(begin)
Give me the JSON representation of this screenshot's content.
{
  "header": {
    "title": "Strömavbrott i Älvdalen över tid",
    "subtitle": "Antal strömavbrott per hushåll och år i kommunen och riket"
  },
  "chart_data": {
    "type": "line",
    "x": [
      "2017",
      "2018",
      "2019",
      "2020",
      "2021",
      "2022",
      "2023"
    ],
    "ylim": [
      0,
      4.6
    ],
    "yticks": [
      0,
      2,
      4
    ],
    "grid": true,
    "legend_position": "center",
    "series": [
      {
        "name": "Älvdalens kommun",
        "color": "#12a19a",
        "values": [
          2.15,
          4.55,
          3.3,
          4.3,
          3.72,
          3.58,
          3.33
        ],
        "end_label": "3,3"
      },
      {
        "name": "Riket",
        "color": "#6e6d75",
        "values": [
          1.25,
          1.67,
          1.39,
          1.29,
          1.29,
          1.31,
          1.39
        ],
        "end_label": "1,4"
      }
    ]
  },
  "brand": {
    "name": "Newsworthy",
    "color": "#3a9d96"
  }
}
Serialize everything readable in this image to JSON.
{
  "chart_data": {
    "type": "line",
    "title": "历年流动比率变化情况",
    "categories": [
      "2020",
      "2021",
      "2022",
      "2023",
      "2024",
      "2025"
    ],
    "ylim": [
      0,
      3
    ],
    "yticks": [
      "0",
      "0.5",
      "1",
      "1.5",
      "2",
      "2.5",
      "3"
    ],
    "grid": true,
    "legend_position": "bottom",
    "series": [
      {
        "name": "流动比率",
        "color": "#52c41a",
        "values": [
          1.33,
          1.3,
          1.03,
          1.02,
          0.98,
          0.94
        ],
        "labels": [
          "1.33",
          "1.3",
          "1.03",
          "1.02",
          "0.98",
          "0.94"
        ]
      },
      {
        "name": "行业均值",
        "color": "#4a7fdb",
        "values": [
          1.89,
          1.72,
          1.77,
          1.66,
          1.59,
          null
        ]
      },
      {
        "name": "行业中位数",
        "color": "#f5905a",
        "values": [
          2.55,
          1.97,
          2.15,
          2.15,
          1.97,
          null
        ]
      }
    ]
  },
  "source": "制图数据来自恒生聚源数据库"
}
(end)
» Required work: Using the records above, copy each line that contains "color".

» Exercise output:
        "color": "#12a19a",
        "color": "#6e6d75",
    "color": "#3a9d96"
        "color": "#52c41a",
        "color": "#4a7fdb",
        "color": "#f5905a",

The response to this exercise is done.